--- What is required ---
Gather each line in the entries that includes the string "ylabel".

--- Listed entries ---

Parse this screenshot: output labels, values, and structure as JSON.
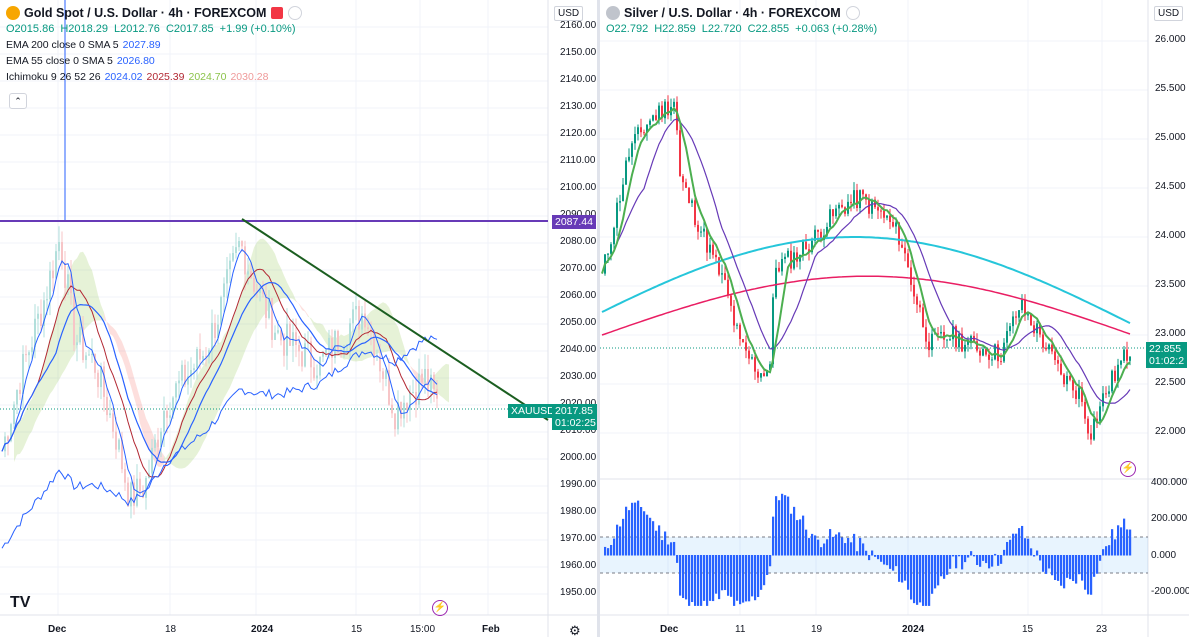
{
  "left": {
    "title": "Gold Spot / U.S. Dollar · 4h · FOREXCOM",
    "ohlc": {
      "o": "O2015.86",
      "h": "H2018.29",
      "l": "L2012.76",
      "c": "C2017.85",
      "chg": "+1.99 (+0.10%)"
    },
    "indicators": [
      {
        "label": "EMA 200 close 0 SMA 5",
        "values": [
          "2027.89"
        ],
        "colors": [
          "#2962ff"
        ]
      },
      {
        "label": "EMA 55 close 0 SMA 5",
        "values": [
          "2026.80"
        ],
        "colors": [
          "#2962ff"
        ]
      },
      {
        "label": "Ichimoku 9 26 52 26",
        "values": [
          "2024.02",
          "2025.39",
          "2024.70",
          "2030.28"
        ],
        "colors": [
          "#2962ff",
          "#b22833",
          "#8bc34a",
          "#ef9a9a"
        ]
      }
    ],
    "currency": "USD",
    "price_axis": [
      "2160.00",
      "2150.00",
      "2140.00",
      "2130.00",
      "2120.00",
      "2110.00",
      "2100.00",
      "2090.00",
      "2080.00",
      "2070.00",
      "2060.00",
      "2050.00",
      "2040.00",
      "2030.00",
      "2020.00",
      "2010.00",
      "2000.00",
      "1990.00",
      "1980.00",
      "1970.00",
      "1960.00",
      "1950.00"
    ],
    "time_axis": [
      "Dec",
      "18",
      "2024",
      "15",
      "15:00",
      "Feb"
    ],
    "level_badge": "2087.44",
    "symbol_badge": "XAUUSD",
    "price_badge": "2017.85",
    "countdown": "01:02:25",
    "logo": "TV",
    "colors": {
      "level": "#673ab7",
      "trend": "#1b5e20",
      "symbol": "#089981"
    }
  },
  "right": {
    "title": "Silver / U.S. Dollar · 4h · FOREXCOM",
    "ohlc": {
      "o": "O22.792",
      "h": "H22.859",
      "l": "L22.720",
      "c": "C22.855",
      "chg": "+0.063 (+0.28%)"
    },
    "currency": "USD",
    "price_axis": [
      "26.000",
      "25.500",
      "25.000",
      "24.500",
      "24.000",
      "23.500",
      "23.000",
      "22.500",
      "22.000"
    ],
    "osc_axis": [
      "400.000",
      "200.000",
      "0.000",
      "-200.000"
    ],
    "time_axis": [
      "Dec",
      "11",
      "19",
      "2024",
      "15",
      "23"
    ],
    "price_badge": "22.855",
    "countdown": "01:02:2",
    "colors": {
      "ema_red": "#e91e63",
      "ema_cyan": "#26c6da",
      "ema_purple": "#673ab7",
      "ema_green": "#4caf50",
      "hist": "#2962ff"
    }
  }
}
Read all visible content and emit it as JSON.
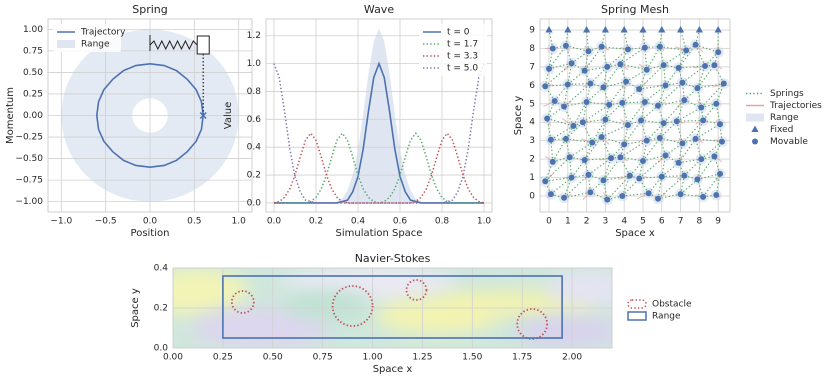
{
  "chart_data": [
    {
      "type": "line",
      "title": "Spring",
      "xlabel": "Position",
      "ylabel": "Momentum",
      "xlim": [
        -1.15,
        1.15
      ],
      "ylim": [
        -1.12,
        1.12
      ],
      "xticks": [
        {
          "value": -1,
          "label": "−1.0"
        },
        {
          "value": -0.5,
          "label": "−0.5"
        },
        {
          "value": 0,
          "label": "0.0"
        },
        {
          "value": 0.5,
          "label": "0.5"
        },
        {
          "value": 1,
          "label": "1.0"
        }
      ],
      "yticks": [
        {
          "value": -1,
          "label": "−1.00"
        },
        {
          "value": -0.75,
          "label": "−0.75"
        },
        {
          "value": -0.5,
          "label": "−0.50"
        },
        {
          "value": -0.25,
          "label": "−0.25"
        },
        {
          "value": 0,
          "label": "0.00"
        },
        {
          "value": 0.25,
          "label": "0.25"
        },
        {
          "value": 0.5,
          "label": "0.50"
        },
        {
          "value": 0.75,
          "label": "0.75"
        },
        {
          "value": 1,
          "label": "1.00"
        }
      ],
      "grid": true,
      "legend": "upper left",
      "series": [
        {
          "name": "Trajectory",
          "color": "#4c72b0",
          "x": [
            0.6,
            0.58,
            0.52,
            0.42,
            0.3,
            0.16,
            0,
            -0.16,
            -0.3,
            -0.42,
            -0.52,
            -0.58,
            -0.6,
            -0.58,
            -0.52,
            -0.42,
            -0.3,
            -0.16,
            0,
            0.16,
            0.3,
            0.42,
            0.52,
            0.58,
            0.6
          ],
          "values": [
            0,
            0.16,
            0.3,
            0.42,
            0.52,
            0.58,
            0.6,
            0.58,
            0.52,
            0.42,
            0.3,
            0.16,
            0,
            -0.16,
            -0.3,
            -0.42,
            -0.52,
            -0.58,
            -0.6,
            -0.58,
            -0.52,
            -0.42,
            -0.3,
            -0.16,
            0
          ]
        },
        {
          "name": "Range",
          "color": "#dfe6f2",
          "kind": "annulus",
          "inner": 0.2,
          "outer": 1.0
        }
      ]
    },
    {
      "type": "line",
      "title": "Wave",
      "xlabel": "Simulation Space",
      "ylabel": "Value",
      "xlim": [
        -0.038,
        1.038
      ],
      "ylim": [
        -0.065,
        1.32
      ],
      "xticks": [
        {
          "value": 0,
          "label": "0.0"
        },
        {
          "value": 0.2,
          "label": "0.2"
        },
        {
          "value": 0.4,
          "label": "0.4"
        },
        {
          "value": 0.6,
          "label": "0.6"
        },
        {
          "value": 0.8,
          "label": "0.8"
        },
        {
          "value": 1,
          "label": "1.0"
        }
      ],
      "yticks": [
        {
          "value": 0,
          "label": "0.0"
        },
        {
          "value": 0.2,
          "label": "0.2"
        },
        {
          "value": 0.4,
          "label": "0.4"
        },
        {
          "value": 0.6,
          "label": "0.6"
        },
        {
          "value": 0.8,
          "label": "0.8"
        },
        {
          "value": 1,
          "label": "1.0"
        },
        {
          "value": 1.2,
          "label": "1.2"
        }
      ],
      "grid": true,
      "legend": "upper right",
      "x": [
        0,
        0.025,
        0.05,
        0.075,
        0.1,
        0.125,
        0.15,
        0.175,
        0.2,
        0.225,
        0.25,
        0.275,
        0.3,
        0.325,
        0.35,
        0.375,
        0.4,
        0.425,
        0.45,
        0.475,
        0.5,
        0.525,
        0.55,
        0.575,
        0.6,
        0.625,
        0.65,
        0.675,
        0.7,
        0.725,
        0.75,
        0.775,
        0.8,
        0.825,
        0.85,
        0.875,
        0.9,
        0.925,
        0.95,
        0.975,
        1
      ],
      "band": {
        "color": "#dfe6f2",
        "values": [
          0,
          0,
          0,
          0,
          0,
          0,
          0,
          0,
          0,
          0,
          0,
          0,
          0.01,
          0.03,
          0.09,
          0.2,
          0.38,
          0.64,
          0.93,
          1.16,
          1.25,
          1.16,
          0.93,
          0.64,
          0.38,
          0.2,
          0.09,
          0.03,
          0.01,
          0,
          0,
          0,
          0,
          0,
          0,
          0,
          0,
          0,
          0,
          0,
          0
        ]
      },
      "series": [
        {
          "name": "t = 0",
          "color": "#4c72b0",
          "values": [
            0,
            0,
            0,
            0,
            0,
            0,
            0,
            0,
            0,
            0,
            0,
            0,
            0,
            0.01,
            0.02,
            0.08,
            0.19,
            0.39,
            0.66,
            0.9,
            1,
            0.9,
            0.66,
            0.39,
            0.19,
            0.08,
            0.02,
            0.01,
            0,
            0,
            0,
            0,
            0,
            0,
            0,
            0,
            0,
            0,
            0,
            0,
            0
          ]
        },
        {
          "name": "t = 1.7",
          "color": "#55a868",
          "dash": "dotted",
          "values": [
            0,
            0,
            0,
            0,
            0,
            0,
            0,
            0.01,
            0.04,
            0.1,
            0.2,
            0.33,
            0.45,
            0.5,
            0.45,
            0.33,
            0.2,
            0.1,
            0.04,
            0.01,
            0,
            0.01,
            0.04,
            0.1,
            0.2,
            0.33,
            0.45,
            0.5,
            0.45,
            0.33,
            0.2,
            0.1,
            0.04,
            0.01,
            0,
            0,
            0,
            0,
            0,
            0,
            0
          ]
        },
        {
          "name": "t = 3.3",
          "color": "#c44e52",
          "dash": "dotted",
          "values": [
            0,
            0.01,
            0.04,
            0.1,
            0.2,
            0.33,
            0.45,
            0.5,
            0.45,
            0.33,
            0.2,
            0.1,
            0.04,
            0.01,
            0,
            0,
            0,
            0,
            0,
            0,
            0,
            0,
            0,
            0,
            0,
            0,
            0,
            0.01,
            0.04,
            0.1,
            0.2,
            0.33,
            0.45,
            0.5,
            0.45,
            0.33,
            0.2,
            0.1,
            0.04,
            0.01,
            0
          ]
        },
        {
          "name": "t = 5.0",
          "color": "#8172b2",
          "dash": "dotted",
          "values": [
            1,
            0.9,
            0.66,
            0.39,
            0.19,
            0.08,
            0.02,
            0.01,
            0,
            0,
            0,
            0,
            0,
            0,
            0,
            0,
            0,
            0,
            0,
            0,
            0,
            0,
            0,
            0,
            0,
            0,
            0,
            0,
            0,
            0,
            0,
            0,
            0,
            0.01,
            0.02,
            0.08,
            0.19,
            0.39,
            0.66,
            0.9,
            1
          ]
        }
      ]
    },
    {
      "type": "scatter",
      "title": "Spring Mesh",
      "xlabel": "Space x",
      "ylabel": "Space y",
      "xlim": [
        -0.48,
        9.63
      ],
      "ylim": [
        -0.87,
        9.6
      ],
      "xticks": [
        0,
        1,
        2,
        3,
        4,
        5,
        6,
        7,
        8,
        9
      ],
      "yticks": [
        0,
        1,
        2,
        3,
        4,
        5,
        6,
        7,
        8,
        9
      ],
      "grid": true,
      "legend": "outside right",
      "series": [
        {
          "name": "Springs",
          "color": "#55a868",
          "kind": "springs",
          "dash": "dotted"
        },
        {
          "name": "Trajectories",
          "color": "#e8a3a8",
          "kind": "trajectories"
        },
        {
          "name": "Range",
          "color": "#dfe6f2",
          "kind": "range",
          "radius": 0.3
        },
        {
          "name": "Fixed",
          "color": "#4c72b0",
          "kind": "fixed",
          "x": [
            0,
            1,
            2,
            3,
            4,
            5,
            6,
            7,
            8,
            9
          ],
          "values": [
            9,
            9,
            9,
            9,
            9,
            9,
            9,
            9,
            9,
            9
          ]
        },
        {
          "name": "Movable",
          "color": "#4c72b0",
          "kind": "movable",
          "x": [
            0.1,
            0.8,
            2.2,
            3.1,
            3.9,
            5.3,
            5.8,
            7,
            8.2,
            8.9,
            -0.2,
            1.2,
            2.1,
            2.9,
            4.3,
            4.8,
            6,
            7.2,
            7.9,
            9.1,
            0.2,
            1.1,
            1.9,
            3.3,
            3.8,
            5,
            6.2,
            6.9,
            8.1,
            8.8,
            0.1,
            0.9,
            2.3,
            2.8,
            4,
            5.2,
            5.9,
            7.1,
            7.8,
            9.2,
            -0.1,
            1.3,
            1.8,
            3,
            4.2,
            4.9,
            6.1,
            6.8,
            8.2,
            9.1,
            0.3,
            0.8,
            2,
            3.2,
            3.9,
            5.1,
            5.8,
            7.2,
            8.1,
            8.9,
            -0.2,
            1,
            2.2,
            2.9,
            4.1,
            4.8,
            6.2,
            7.1,
            7.9,
            9.3,
            0,
            1.2,
            1.9,
            3.1,
            3.8,
            5.2,
            6.1,
            6.9,
            8.3,
            8.8,
            0.2,
            0.9,
            2.1,
            2.8,
            4.2,
            5.1,
            5.9,
            7.3,
            7.8,
            9
          ],
          "values": [
            0.1,
            -0.1,
            0.2,
            -0.2,
            0,
            0.15,
            -0.15,
            0.1,
            -0.05,
            0.05,
            0.8,
            1,
            1.15,
            0.85,
            1.1,
            0.95,
            1.05,
            1.1,
            0.9,
            1.2,
            1.85,
            2.1,
            1.95,
            2.05,
            2.1,
            1.9,
            2.2,
            1.8,
            2,
            2.15,
            3.05,
            3.1,
            2.9,
            3.2,
            2.8,
            3,
            3.15,
            2.85,
            3.1,
            2.95,
            4.2,
            3.8,
            4,
            4.15,
            3.85,
            4.1,
            3.95,
            4.05,
            4.1,
            3.9,
            5.15,
            4.85,
            5.1,
            4.95,
            5.05,
            5.1,
            4.9,
            5.2,
            4.8,
            5,
            5.95,
            6.05,
            6.1,
            5.9,
            6.2,
            5.8,
            6,
            6.15,
            5.85,
            6.1,
            6.9,
            7.2,
            6.8,
            7,
            7.15,
            6.85,
            7.1,
            6.95,
            7.05,
            7.1,
            8,
            8.15,
            7.85,
            8.1,
            7.95,
            8.05,
            8.1,
            7.9,
            8.2,
            7.8
          ]
        }
      ]
    },
    {
      "type": "flow",
      "title": "Navier-Stokes",
      "xlabel": "Space x",
      "ylabel": "Space y",
      "xlim": [
        0,
        2.2
      ],
      "ylim": [
        0,
        0.4
      ],
      "xticks": [
        {
          "value": 0,
          "label": "0.00"
        },
        {
          "value": 0.25,
          "label": "0.25"
        },
        {
          "value": 0.5,
          "label": "0.50"
        },
        {
          "value": 0.75,
          "label": "0.75"
        },
        {
          "value": 1,
          "label": "1.00"
        },
        {
          "value": 1.25,
          "label": "1.25"
        },
        {
          "value": 1.5,
          "label": "1.50"
        },
        {
          "value": 1.75,
          "label": "1.75"
        },
        {
          "value": 2,
          "label": "2.00"
        }
      ],
      "yticks": [
        {
          "value": 0,
          "label": "0.0"
        },
        {
          "value": 0.2,
          "label": "0.2"
        },
        {
          "value": 0.4,
          "label": "0.4"
        }
      ],
      "grid": true,
      "legend": "outside right",
      "series": [
        {
          "name": "Obstacle",
          "color": "#c44e52",
          "kind": "circles",
          "dash": "dotted",
          "x": [
            0.35,
            0.9,
            1.22,
            1.8
          ],
          "values": [
            0.23,
            0.21,
            0.29,
            0.12
          ],
          "radius": [
            0.055,
            0.1,
            0.05,
            0.075
          ]
        },
        {
          "name": "Range",
          "color": "#4c72b0",
          "kind": "rect",
          "x": [
            0.25,
            1.95
          ],
          "values": [
            0.05,
            0.36
          ]
        }
      ]
    }
  ]
}
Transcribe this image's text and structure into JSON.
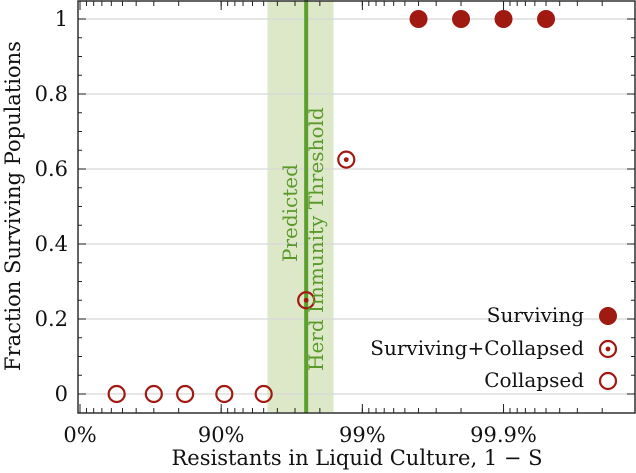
{
  "chart_data": {
    "type": "scatter",
    "title": "",
    "xlabel": "Resistants in Liquid Culture, 1 − S",
    "ylabel": "Fraction Surviving Populations",
    "x_scale": "log-fraction-nines",
    "x_tick_labels": [
      "0%",
      "90%",
      "99%",
      "99.9%"
    ],
    "y_ticks": [
      0,
      0.2,
      0.4,
      0.6,
      0.8,
      1
    ],
    "y_tick_labels": [
      "0",
      "0.2",
      "0.4",
      "0.6",
      "0.8",
      "1"
    ],
    "ylim": [
      -0.02,
      1.02
    ],
    "grid": "horizontal",
    "legend_position": "bottom-right",
    "series": [
      {
        "name": "Surviving",
        "marker": "filled-circle",
        "points": [
          [
            99.6,
            1
          ],
          [
            99.8,
            1
          ],
          [
            99.9,
            1
          ],
          [
            99.95,
            1
          ]
        ]
      },
      {
        "name": "Surviving+Collapsed",
        "marker": "dotted-circle",
        "points": [
          [
            97.5,
            0.25
          ],
          [
            98.7,
            0.625
          ]
        ]
      },
      {
        "name": "Collapsed",
        "marker": "open-circle",
        "points": [
          [
            45,
            0
          ],
          [
            70,
            0
          ],
          [
            82,
            0
          ],
          [
            90.5,
            0
          ],
          [
            95,
            0
          ]
        ]
      }
    ],
    "annotation": {
      "line1": "Predicted",
      "line2": "Herd Immunity Threshold",
      "threshold": 97.5,
      "band": [
        95.3,
        98.4
      ]
    },
    "colors": {
      "marker": "#a01a12",
      "threshold": "#5aa02c",
      "band": "#dce8c8",
      "grid": "#d8d8d8"
    }
  }
}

--- Exercise output ---
      "ylabel": "Momentum",
      "ylabel": "Value",
      "ylabel": "Space y",
      "ylabel": "Space y",
    "ylabel": "Fraction Surviving Populations",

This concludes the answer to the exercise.